__WHAT TO DO__:
Which lines in the records contain the string "Jeziorna"? Keep only those lines and copy each one whole, counting a line only when its capitalization matches.

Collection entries
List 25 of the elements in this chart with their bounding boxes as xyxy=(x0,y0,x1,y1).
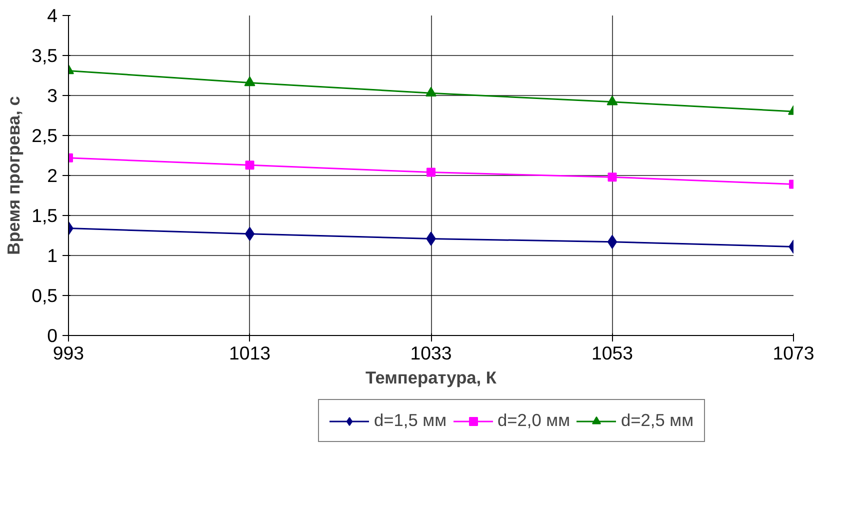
y-tick-label: 1 xyxy=(47,245,58,266)
y-axis-title: Время прогрева, с xyxy=(4,96,24,255)
y-tick-label: 2,5 xyxy=(32,125,58,146)
y-tick-label: 3 xyxy=(47,85,58,106)
x-tick-label: 1033 xyxy=(410,342,452,364)
legend-label: d=2,0 мм xyxy=(498,410,570,431)
y-tick-label: 1,5 xyxy=(32,205,58,226)
point xyxy=(606,96,618,106)
x-axis-title: Температура, К xyxy=(365,368,497,388)
point xyxy=(245,160,254,170)
y-tick-label: 0,5 xyxy=(32,285,58,306)
x-tick-label: 1053 xyxy=(592,342,634,364)
point xyxy=(608,172,617,182)
x-tick-label: 1013 xyxy=(229,342,271,364)
y-tick-label: 2 xyxy=(47,165,58,186)
y-tick-label: 3,5 xyxy=(32,45,58,66)
point xyxy=(244,226,255,241)
legend-label: d=2,5 мм xyxy=(621,410,694,431)
point xyxy=(244,76,256,86)
point xyxy=(426,86,436,96)
x-tick-label: 1073 xyxy=(772,342,814,364)
point xyxy=(607,234,618,249)
point xyxy=(426,168,436,177)
y-tick-label: 4 xyxy=(47,5,58,26)
legend-label: d=1,5 мм xyxy=(374,410,446,431)
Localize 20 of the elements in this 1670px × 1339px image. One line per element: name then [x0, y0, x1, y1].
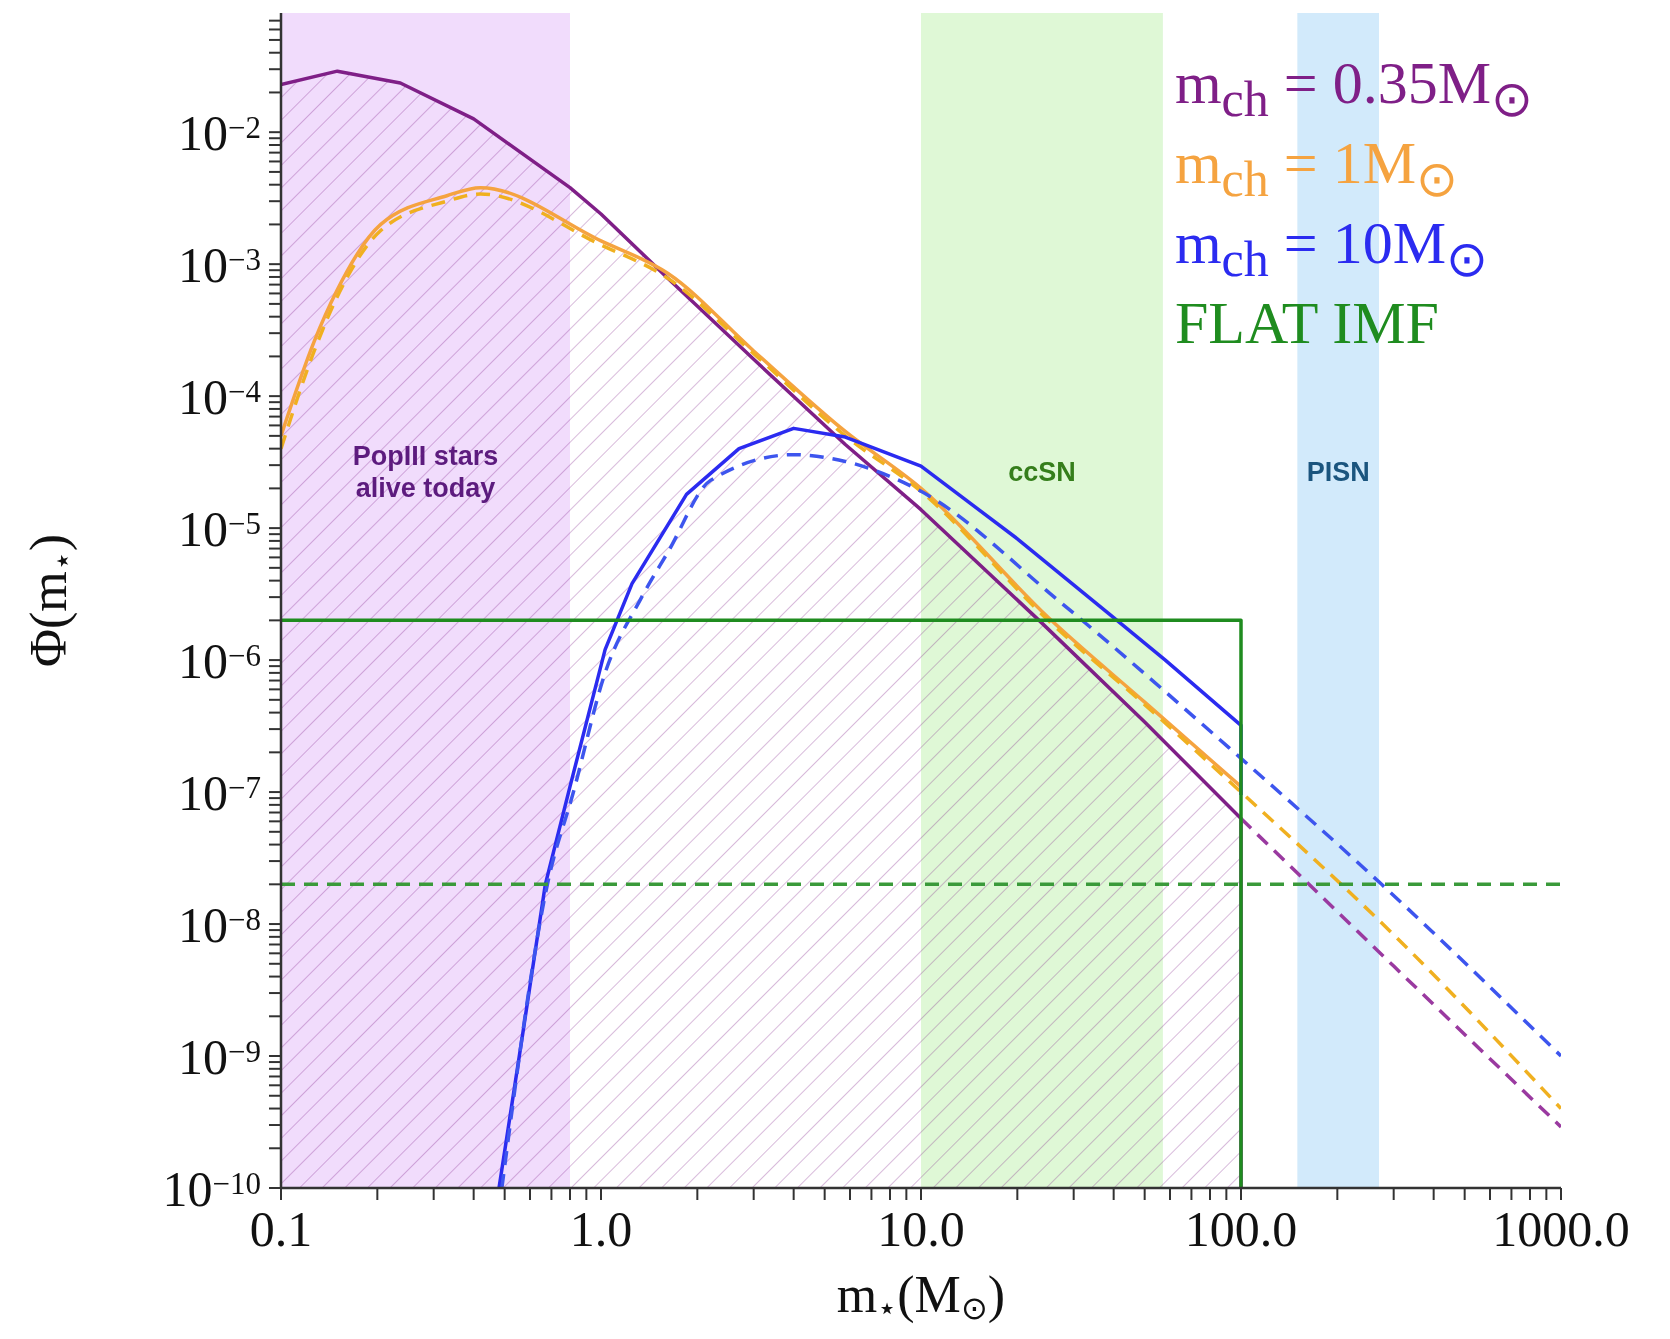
x-tick-label: 100.0 — [1184, 1201, 1298, 1257]
text: m$_{ch}$ = 10M$_{⊙}$ — [1174, 210, 1489, 289]
x-tick-label: 1000.0 — [1492, 1201, 1630, 1257]
band-label: PopIII stars alive today — [352, 440, 499, 503]
y-tick-label: 10$^{−9}$ — [178, 1028, 261, 1085]
x-axis-title: m$_{⋆}$(M$_{⊙}$) — [836, 1266, 1006, 1327]
y-tick-label: 10$^{−7}$ — [178, 764, 261, 821]
text: m$_{ch}$ = 1M$_{⊙}$ — [1174, 130, 1459, 209]
x-tick-label: 1.0 — [569, 1201, 633, 1257]
y-tick-label: 10$^{−8}$ — [178, 896, 261, 953]
band-label: ccSN — [1008, 456, 1076, 487]
y-tick-label: 10$^{−2}$ — [178, 104, 261, 161]
y-tick-label: 10$^{−4}$ — [178, 368, 262, 425]
y-tick-label: 10$^{−5}$ — [178, 500, 261, 557]
y-tick-label: 10$^{−3}$ — [178, 236, 261, 293]
text: m$_{ch}$ = 0.35M$_{⊙}$ — [1174, 50, 1533, 129]
band-label: PISN — [1306, 456, 1370, 487]
x-tick-label: 10.0 — [877, 1201, 965, 1257]
y-tick-label: 10$^{−6}$ — [178, 632, 261, 689]
text: FLAT IMF — [1174, 290, 1440, 356]
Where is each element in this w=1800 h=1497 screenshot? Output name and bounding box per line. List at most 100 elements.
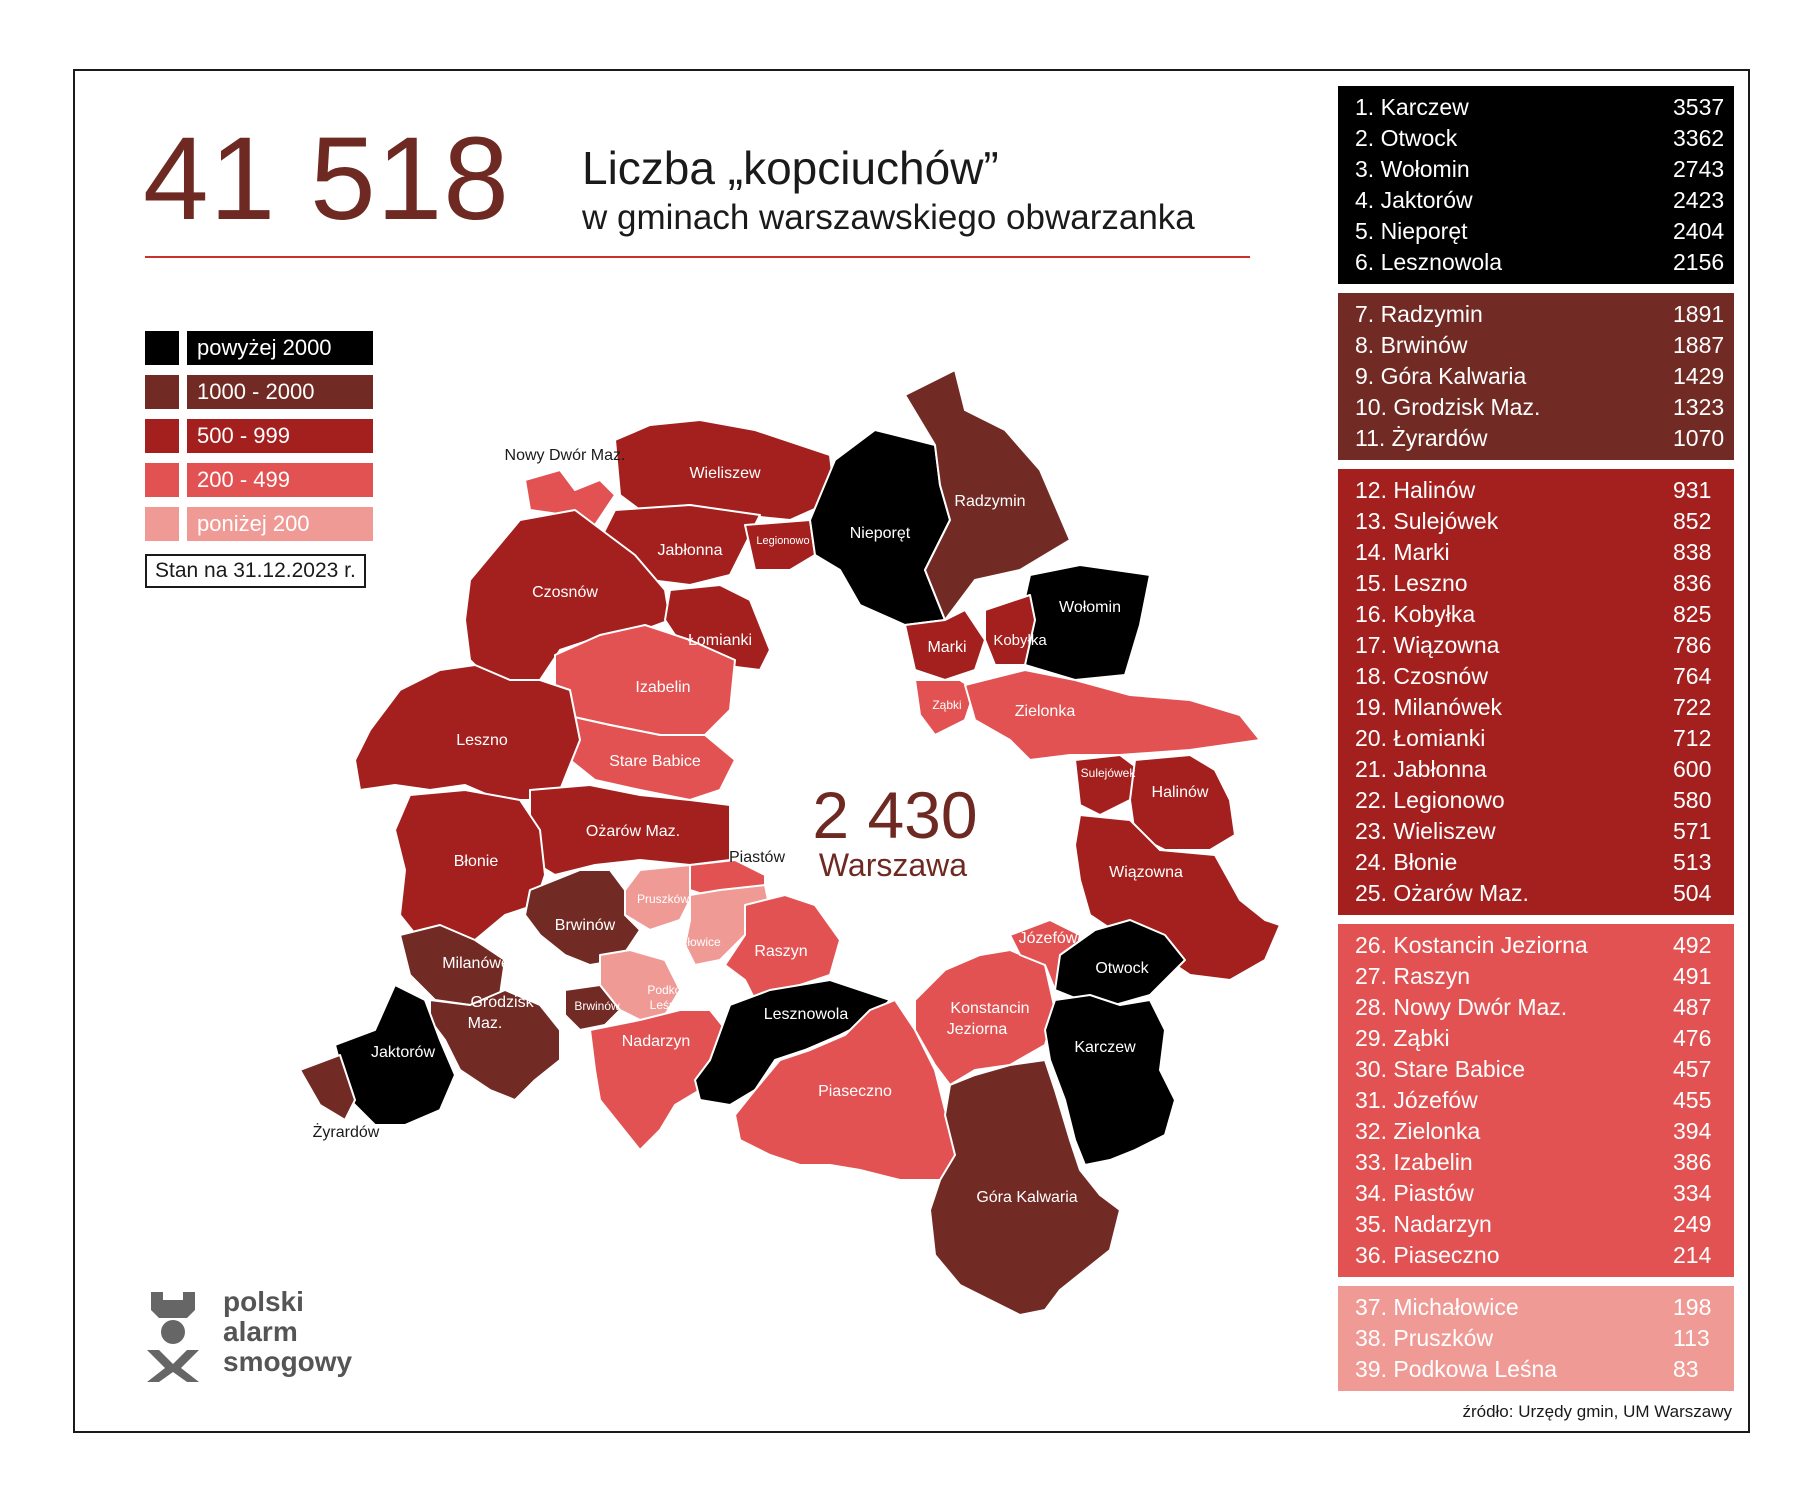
ranking-value: 249 <box>1673 1211 1712 1237</box>
map-label-stare-babice: Stare Babice <box>609 753 701 770</box>
ranking-name: 25. Ożarów Maz. <box>1355 880 1529 906</box>
map-label-izabelin: Izabelin <box>635 679 690 696</box>
ranking-name: 34. Piastów <box>1355 1180 1474 1206</box>
map-label-otwock: Otwock <box>1095 960 1149 977</box>
ranking-value: 931 <box>1673 477 1712 503</box>
map-label-grodzisk-1: Grodzisk <box>470 994 534 1011</box>
ranking-name: 8. Brwinów <box>1355 332 1468 358</box>
ranking-group-4: 26. Kostancin Jeziorna 492 27. Raszyn 491 28… <box>1338 924 1734 1277</box>
ranking-row: 35. Nadarzyn 249 <box>1355 1209 1714 1240</box>
ranking-row: 24. Błonie 513 <box>1355 847 1714 878</box>
ranking-row: 15. Leszno 836 <box>1355 568 1714 599</box>
ranking-row: 37. Michałowice 198 <box>1355 1292 1714 1323</box>
ranking-value: 3537 <box>1673 94 1725 120</box>
map-label-kobylka: Kobyłka <box>993 632 1047 649</box>
ranking-value: 334 <box>1673 1180 1712 1206</box>
ranking-name: 5. Nieporęt <box>1355 218 1468 244</box>
ranking-name: 30. Stare Babice <box>1355 1056 1526 1082</box>
ranking-value: 476 <box>1673 1025 1712 1051</box>
ranking-value: 836 <box>1673 570 1712 596</box>
legend-swatch <box>145 419 179 453</box>
ranking-row: 36. Piaseczno 214 <box>1355 1240 1714 1271</box>
ranking-group-5: 37. Michałowice 198 38. Pruszków 113 39. Pod… <box>1338 1286 1734 1391</box>
map-label-ozarow: Ożarów Maz. <box>586 823 680 840</box>
ranking-value: 712 <box>1673 725 1712 751</box>
ranking-row: 19. Milanówek 722 <box>1355 692 1714 723</box>
map-label-marki: Marki <box>927 639 966 656</box>
polski-alarm-smogowy-logo-icon <box>147 1292 199 1382</box>
ranking-name: 38. Pruszków <box>1355 1325 1494 1351</box>
ranking-value: 764 <box>1673 663 1712 689</box>
region-nowy-dwor <box>524 469 616 526</box>
ranking-value: 2156 <box>1673 249 1725 275</box>
map-label-nieporet: Nieporęt <box>850 525 911 542</box>
legend-swatch <box>145 463 179 497</box>
page-title: Liczba „kopciuchów” <box>582 142 999 194</box>
ranking-row: 7. Radzymin 1891 <box>1355 299 1724 330</box>
region-wieliszew <box>614 419 836 521</box>
ranking-name: 6. Lesznowola <box>1355 249 1503 275</box>
ranking-row: 25. Ożarów Maz. 504 <box>1355 878 1714 909</box>
ranking-value: 113 <box>1673 1325 1710 1351</box>
ranking-row: 31. Józefów 455 <box>1355 1085 1714 1116</box>
ranking-row: 14. Marki 838 <box>1355 537 1714 568</box>
ranking-value: 786 <box>1673 632 1712 658</box>
map-label-halinow: Halinów <box>1152 784 1209 801</box>
map-label-legionowo: Legionowo <box>756 535 809 547</box>
map-label-wolomin: Wołomin <box>1059 599 1121 616</box>
map-label-jozefow: Józefów <box>1019 930 1078 947</box>
ranking-name: 21. Jabłonna <box>1355 756 1487 782</box>
map-label-brwinow: Brwinów <box>555 917 616 934</box>
ranking-value: 2423 <box>1673 187 1725 213</box>
region-otwock <box>1054 919 1186 1006</box>
ranking-value: 3362 <box>1673 125 1725 151</box>
ranking-row: 22. Legionowo 580 <box>1355 785 1714 816</box>
ranking-name: 27. Raszyn <box>1355 963 1471 989</box>
ranking-name: 36. Piaseczno <box>1355 1242 1500 1268</box>
map-label-radzymin: Radzymin <box>954 493 1025 510</box>
ranking-row: 4. Jaktorów 2423 <box>1355 185 1724 216</box>
region-wolomin <box>1019 564 1151 681</box>
ranking-value: 513 <box>1673 849 1712 875</box>
ranking-value: 2743 <box>1673 156 1725 182</box>
ranking-name: 32. Zielonka <box>1355 1118 1481 1144</box>
ranking-row: 23. Wieliszew 571 <box>1355 816 1714 847</box>
ranking-value: 1429 <box>1673 363 1725 389</box>
ranking-value: 491 <box>1673 963 1712 989</box>
ranking-name: 20. Łomianki <box>1355 725 1486 751</box>
logo: polski alarm smogowy <box>145 1287 352 1387</box>
ranking-name: 23. Wieliszew <box>1355 818 1496 844</box>
logo-text: polski alarm smogowy <box>223 1287 352 1377</box>
ranking-name: 9. Góra Kalwaria <box>1355 363 1527 389</box>
ranking-row: 33. Izabelin 386 <box>1355 1147 1714 1178</box>
ranking-name: 15. Leszno <box>1355 570 1468 596</box>
logo-line-3: smogowy <box>223 1346 353 1377</box>
ranking-row: 9. Góra Kalwaria 1429 <box>1355 361 1724 392</box>
map-label-gora-kalwaria: Góra Kalwaria <box>976 1189 1077 1206</box>
region-grodzisk <box>429 989 561 1101</box>
ranking-name: 26. Kostancin Jeziorna <box>1355 932 1588 958</box>
ranking-row: 11. Żyrardów 1070 <box>1355 423 1724 454</box>
ranking-row: 5. Nieporęt 2404 <box>1355 216 1724 247</box>
region-wiazowna <box>1074 814 1281 981</box>
ranking-row: 27. Raszyn 491 <box>1355 961 1714 992</box>
map-label-piaseczno: Piaseczno <box>818 1083 892 1100</box>
ranking-name: 18. Czosnów <box>1355 663 1488 689</box>
map-label-pruszkow: Pruszków <box>637 892 689 906</box>
region-zabki <box>914 679 976 736</box>
map-label-podkowa-2: Leśna <box>650 998 683 1012</box>
ranking-value: 83 <box>1673 1356 1699 1382</box>
ranking-name: 1. Karczew <box>1355 94 1469 120</box>
ranking-name: 22. Legionowo <box>1355 787 1505 813</box>
legend-label: 1000 - 2000 <box>187 375 373 409</box>
region-karczew <box>1044 994 1176 1166</box>
ranking-name: 28. Nowy Dwór Maz. <box>1355 994 1568 1020</box>
ranking-name: 11. Żyrardów <box>1355 425 1488 451</box>
total-count: 41 518 <box>143 113 510 245</box>
ranking-row: 38. Pruszków 113 <box>1355 1323 1714 1354</box>
map-label-czosnow: Czosnów <box>532 584 598 601</box>
ranking-value: 198 <box>1673 1294 1712 1320</box>
ranking-name: 16. Kobyłka <box>1355 601 1476 627</box>
map-label-jablonna: Jabłonna <box>658 542 723 559</box>
ranking-value: 2404 <box>1673 218 1725 244</box>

__CORRECT RESULT__:
ranking-group-4: 26. Kostancin Jeziorna 492 27. Raszyn 491 28… <box>1338 924 1734 1277</box>
ranking-name: 26. Kostancin Jeziorna <box>1355 932 1588 958</box>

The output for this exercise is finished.